=== LISTED RECORDS ===

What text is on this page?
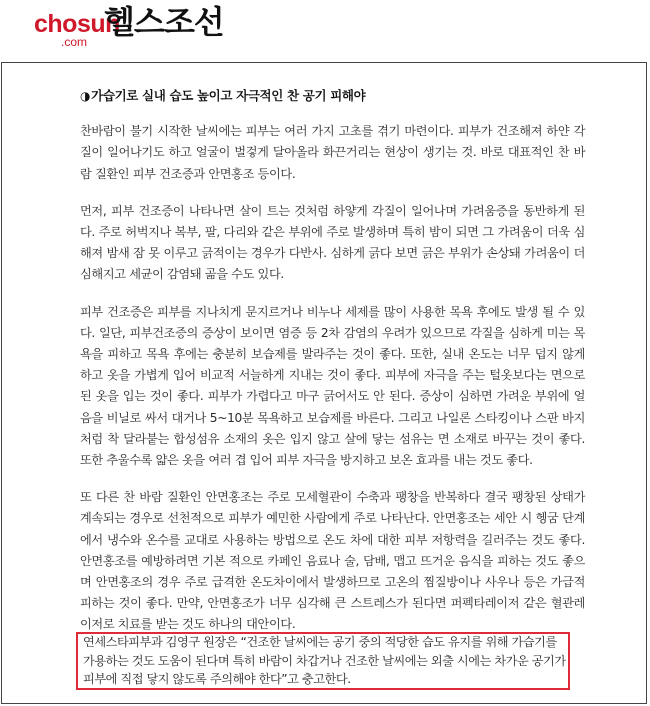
chosun
.com
헬스조선

◑가습기로 실내 습도 높이고 자극적인 찬 공기 피해야

찬바람이 불기 시작한 날씨에는 피부는 여러 가지 고초를 겪기 마련이다. 피부가 건조해져 하얀 각질이 일어나기도 하고 얼굴이 벌겋게 달아올라 화끈거리는 현상이 생기는 것. 바로 대표적인 찬 바람 질환인 피부 건조증과 안면홍조 등이다.

먼저, 피부 건조증이 나타나면 살이 트는 것처럼 하얗게 각질이 일어나며 가려움증을 동반하게 된다. 주로 허벅지나 복부, 팔, 다리와 같은 부위에 주로 발생하며 특히 밤이 되면 그 가려움이 더욱 심해져 밤새 잠 못 이루고 긁적이는 경우가 다반사. 심하게 긁다 보면 긁은 부위가 손상돼 가려움이 더 심해지고 세균이 감염돼 곪을 수도 있다.

피부 건조증은 피부를 지나치게 문지르거나 비누나 세제를 많이 사용한 목욕 후에도 발생 될 수 있다. 일단, 피부건조증의 증상이 보이면 염증 등 2차 감염의 우려가 있으므로 각질을 심하게 미는 목욕을 피하고 목욕 후에는 충분히 보습제를 발라주는 것이 좋다. 또한, 실내 온도는 너무 덥지 않게 하고 옷을 가볍게 입어 비교적 서늘하게 지내는 것이 좋다. 피부에 자극을 주는 털옷보다는 면으로 된 옷을 입는 것이 좋다. 피부가 가렵다고 마구 긁어서도 안 된다. 증상이 심하면 가려운 부위에 얼음을 비닐로 싸서 대거나 5~10분 목욕하고 보습제를 바른다. 그리고 나일론 스타킹이나 스판 바지처럼 착 달라붙는 합성섬유 소재의 옷은 입지 않고 살에 닿는 섬유는 면 소재로 바꾸는 것이 좋다. 또한 추울수록 얇은 옷을 여러 겹 입어 피부 자극을 방지하고 보온 효과를 내는 것도 좋다.

또 다른 찬 바람 질환인 안면홍조는 주로 모세혈관이 수축과 팽창을 반복하다 결국 팽창된 상태가 계속되는 경우로 선천적으로 피부가 예민한 사람에게 주로 나타난다. 안면홍조는 세안 시 헹굼 단계에서 냉수와 온수를 교대로 사용하는 방법으로 온도 차에 대한 피부 저항력을 길러주는 것도 좋다. 안면홍조를 예방하려면 기본 적으로 카페인 음료나 술, 담배, 맵고 뜨거운 음식을 피하는 것도 좋으며 안면홍조의 경우 주로 급격한 온도차이에서 발생하므로 고온의 찜질방이나 사우나 등은 가급적 피하는 것이 좋다. 만약, 안면홍조가 너무 심각해 큰 스트레스가 된다면 퍼펙타레이저 같은 혈관레이저로 치료를 받는 것도 하나의 대안이다.

연세스타피부과 김영구 원장은 “건조한 날씨에는 공기 중의 적당한 습도 유지를 위해 가습기를 가용하는 것도 도움이 된다며 특히 바람이 차갑거나 건조한 날씨에는 외출 시에는 차가운 공기가 피부에 직접 닿지 않도록 주의해야 한다”고 충고한다.
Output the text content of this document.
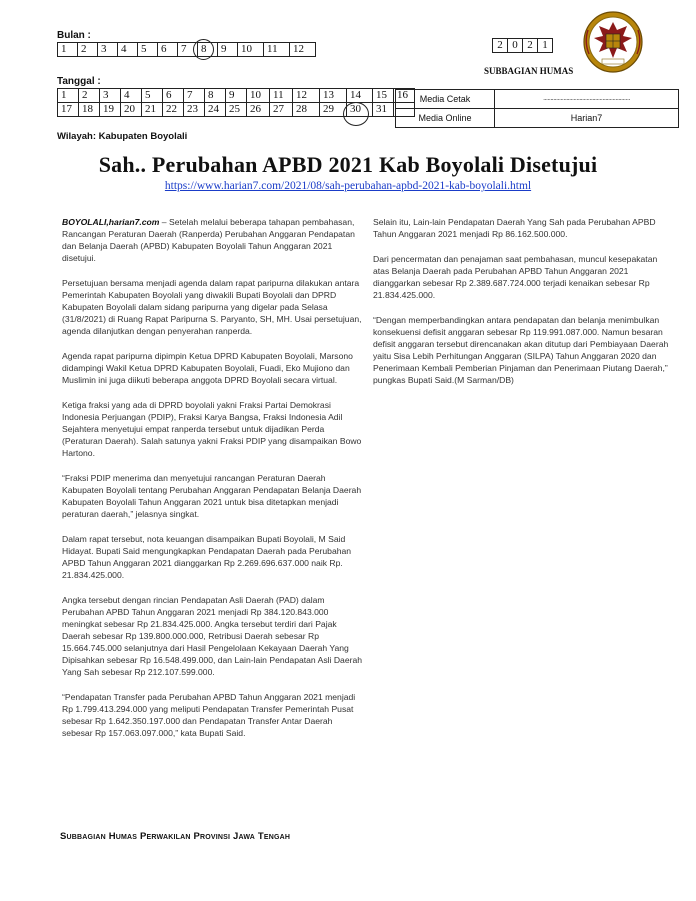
Bulan :
1	2	3	4	5	6	7	8	9	10	11	12	2	0	2	1
SUBBAGIAN HUMAS
Tanggal :
1	2	3	4	5	6	7	8	9	10	11	12	13	14	15	16
17	18	19	20	21	22	23	24	25	26	27	28	29	30	31	
Media Cetak	............................................................
Media Online	Harian7
Wilayah: Kabupaten Boyolali
Sah.. Perubahan APBD 2021 Kab Boyolali Disetujui
https://www.harian7.com/2021/08/sah-perubahan-apbd-2021-kab-boyolali.html

BOYOLALI,harian7.com – Setelah melalui beberapa tahapan pembahasan, Rancangan Peraturan Daerah (Ranperda) Perubahan Anggaran Pendapatan dan Belanja Daerah (APBD) Kabupaten Boyolali Tahun Anggaran 2021 disetujui.

Persetujuan bersama menjadi agenda dalam rapat paripurna dilakukan antara Pemerintah Kabupaten Boyolali yang diwakili Bupati Boyolali dan DPRD Kabupaten Boyolali dalam sidang paripurna yang digelar pada Selasa (31/8/2021) di Ruang Rapat Paripurna S. Paryanto, SH, MH. Usai persetujuan, agenda dilanjutkan dengan penyerahan ranperda.

Agenda rapat paripurna dipimpin Ketua DPRD Kabupaten Boyolali, Marsono didampingi Wakil Ketua DPRD Kabupaten Boyolali, Fuadi, Eko Mujiono dan Muslimin ini juga diikuti beberapa anggota DPRD Boyolali secara virtual.

Ketiga fraksi yang ada di DPRD boyolali yakni Fraksi Partai Demokrasi Indonesia Perjuangan (PDIP), Fraksi Karya Bangsa, Fraksi Indonesia Adil Sejahtera menyetujui empat ranperda tersebut untuk dijadikan Perda (Peraturan Daerah). Salah satunya yakni Fraksi PDIP yang disampaikan Bowo Hartono.

“Fraksi PDIP menerima dan menyetujui rancangan Peraturan Daerah Kabupaten Boyolali tentang Perubahan Anggaran Pendapatan Belanja Daerah Kabupaten Boyolali Tahun Anggaran 2021 untuk bisa ditetapkan menjadi peraturan daerah,” jelasnya singkat.

Dalam rapat tersebut, nota keuangan disampaikan Bupati Boyolali, M Said Hidayat. Bupati Said mengungkapkan Pendapatan Daerah pada Perubahan APBD Tahun Anggaran 2021 dianggarkan Rp 2.269.696.637.000 naik Rp. 21.834.425.000.

Angka tersebut dengan rincian Pendapatan Asli Daerah (PAD) dalam Perubahan APBD Tahun Anggaran 2021 menjadi Rp 384.120.843.000 meningkat sebesar Rp 21.834.425.000. Angka tersebut terdiri dari Pajak Daerah sebesar Rp 139.800.000.000, Retribusi Daerah sebesar Rp 15.664.745.000 selanjutnya dari Hasil Pengelolaan Kekayaan Daerah Yang Dipisahkan sebesar Rp 16.548.499.000, dan Lain-lain Pendapatan Asli Daerah Yang Sah sebesar Rp 212.107.599.000.

“Pendapatan Transfer pada Perubahan APBD Tahun Anggaran 2021 menjadi Rp 1.799.413.294.000 yang meliputi Pendapatan Transfer Pemerintah Pusat sebesar Rp 1.642.350.197.000 dan Pendapatan Transfer Antar Daerah sebesar Rp 157.063.097.000,” kata Bupati Said.

Selain itu, Lain-lain Pendapatan Daerah Yang Sah pada Perubahan APBD Tahun Anggaran 2021 menjadi Rp 86.162.500.000.

Dari pencermatan dan penajaman saat pembahasan, muncul kesepakatan atas Belanja Daerah pada Perubahan APBD Tahun Anggaran 2021 dianggarkan sebesar Rp 2.389.687.724.000 terjadi kenaikan sebesar Rp 21.834.425.000.

“Dengan memperbandingkan antara pendapatan dan belanja menimbulkan konsekuensi defisit anggaran sebesar Rp 119.991.087.000. Namun besaran defisit anggaran tersebut direncanakan akan ditutup dari Pembiayaan Daerah yaitu Sisa Lebih Perhitungan Anggaran (SILPA) Tahun Anggaran 2020 dan Penerimaan Kembali Pemberian Pinjaman dan Penerimaan Piutang Daerah,” pungkas Bupati Said.(M Sarman/DB)

Subbagian Humas Perwakilan Provinsi Jawa Tengah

===

INSTRUCTIONS FOR THE TASK: Find all lines holding the string "날씨에는" and copy them.

SOLUTION TO THIS EXERCISE:
찬바람이 불기 시작한 날씨에는 피부는 여러 가지 고초를 겪기 마련이다. 피부가 건조해져 하얀 각질이 일어나기도 하고 얼굴이 벌겋게 달아올라 화끈거리는 현상이 생기는 것. 바로 대표적인 찬 바람 질환인 피부 건조증과 안면홍조 등이다.
연세스타피부과 김영구 원장은 “건조한 날씨에는 공기 중의 적당한 습도 유지를 위해 가습기를 가용하는 것도 도움이 된다며 특히 바람이 차갑거나 건조한 날씨에는 외출 시에는 차가운 공기가 피부에 직접 닿지 않도록 주의해야 한다”고 충고한다.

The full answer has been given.